**Directions for this task:**
Show only lines that include "superior".

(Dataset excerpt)

>>>>

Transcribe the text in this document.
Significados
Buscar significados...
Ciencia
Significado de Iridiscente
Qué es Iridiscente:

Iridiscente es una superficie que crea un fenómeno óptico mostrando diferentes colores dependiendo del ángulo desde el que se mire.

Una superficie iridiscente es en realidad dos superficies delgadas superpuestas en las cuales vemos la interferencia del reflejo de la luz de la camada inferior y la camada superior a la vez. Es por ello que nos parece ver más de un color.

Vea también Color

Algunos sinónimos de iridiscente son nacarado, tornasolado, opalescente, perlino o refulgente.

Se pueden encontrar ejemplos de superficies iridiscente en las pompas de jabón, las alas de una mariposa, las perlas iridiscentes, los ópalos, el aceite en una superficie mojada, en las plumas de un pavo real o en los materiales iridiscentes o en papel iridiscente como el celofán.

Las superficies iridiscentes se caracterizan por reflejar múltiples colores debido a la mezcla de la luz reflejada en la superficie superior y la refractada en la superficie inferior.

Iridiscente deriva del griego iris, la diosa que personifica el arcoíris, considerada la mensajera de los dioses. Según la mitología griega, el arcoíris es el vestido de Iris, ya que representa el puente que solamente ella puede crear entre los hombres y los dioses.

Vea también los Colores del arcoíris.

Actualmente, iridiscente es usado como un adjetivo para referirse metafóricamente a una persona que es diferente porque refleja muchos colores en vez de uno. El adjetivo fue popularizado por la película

<<<<

**The output:**
Una superficie iridiscente es en realidad dos superficies delgadas superpuestas en las cuales vemos la interferencia del reflejo de la luz de la camada inferior y la camada superior a la vez. Es por ello que nos parece ver más de un color.
Las superficies iridiscentes se caracterizan por reflejar múltiples colores debido a la mezcla de la luz reflejada en la superficie superior y la refractada en la superficie inferior.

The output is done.